(Extracts from a graphics dataset)
▬▬▬▬▬▬▬▬▬▬
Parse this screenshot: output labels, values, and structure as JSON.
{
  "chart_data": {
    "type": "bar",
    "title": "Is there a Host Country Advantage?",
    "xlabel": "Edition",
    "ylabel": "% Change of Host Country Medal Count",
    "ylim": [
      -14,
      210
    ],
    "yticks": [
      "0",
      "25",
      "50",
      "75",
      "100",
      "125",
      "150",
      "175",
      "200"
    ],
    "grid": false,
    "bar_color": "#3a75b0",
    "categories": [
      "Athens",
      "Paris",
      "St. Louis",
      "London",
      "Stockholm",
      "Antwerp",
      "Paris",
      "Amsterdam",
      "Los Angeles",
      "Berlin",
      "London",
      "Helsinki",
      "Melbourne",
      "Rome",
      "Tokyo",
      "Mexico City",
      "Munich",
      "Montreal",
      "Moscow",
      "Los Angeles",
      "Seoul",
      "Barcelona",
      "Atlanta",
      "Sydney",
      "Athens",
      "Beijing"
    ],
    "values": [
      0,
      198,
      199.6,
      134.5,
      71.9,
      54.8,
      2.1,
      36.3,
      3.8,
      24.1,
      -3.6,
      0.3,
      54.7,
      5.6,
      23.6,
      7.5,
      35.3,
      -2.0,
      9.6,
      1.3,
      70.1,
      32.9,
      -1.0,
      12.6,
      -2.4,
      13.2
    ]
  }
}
▬▬▬▬▬▬▬▬▬▬
TASK STATEMENT
Copy the data above in full, character for character.

ANSWER FOR THE TASK
Parse this screenshot: output labels, values, and structure as JSON.
{
  "chart_data": {
    "type": "bar",
    "title": "Is there a Host Country Advantage?",
    "xlabel": "Edition",
    "ylabel": "% Change of Host Country Medal Count",
    "ylim": [
      -14,
      210
    ],
    "yticks": [
      "0",
      "25",
      "50",
      "75",
      "100",
      "125",
      "150",
      "175",
      "200"
    ],
    "grid": false,
    "bar_color": "#3a75b0",
    "categories": [
      "Athens",
      "Paris",
      "St. Louis",
      "London",
      "Stockholm",
      "Antwerp",
      "Paris",
      "Amsterdam",
      "Los Angeles",
      "Berlin",
      "London",
      "Helsinki",
      "Melbourne",
      "Rome",
      "Tokyo",
      "Mexico City",
      "Munich",
      "Montreal",
      "Moscow",
      "Los Angeles",
      "Seoul",
      "Barcelona",
      "Atlanta",
      "Sydney",
      "Athens",
      "Beijing"
    ],
    "values": [
      0,
      198,
      199.6,
      134.5,
      71.9,
      54.8,
      2.1,
      36.3,
      3.8,
      24.1,
      -3.6,
      0.3,
      54.7,
      5.6,
      23.6,
      7.5,
      35.3,
      -2.0,
      9.6,
      1.3,
      70.1,
      32.9,
      -1.0,
      12.6,
      -2.4,
      13.2
    ]
  }
}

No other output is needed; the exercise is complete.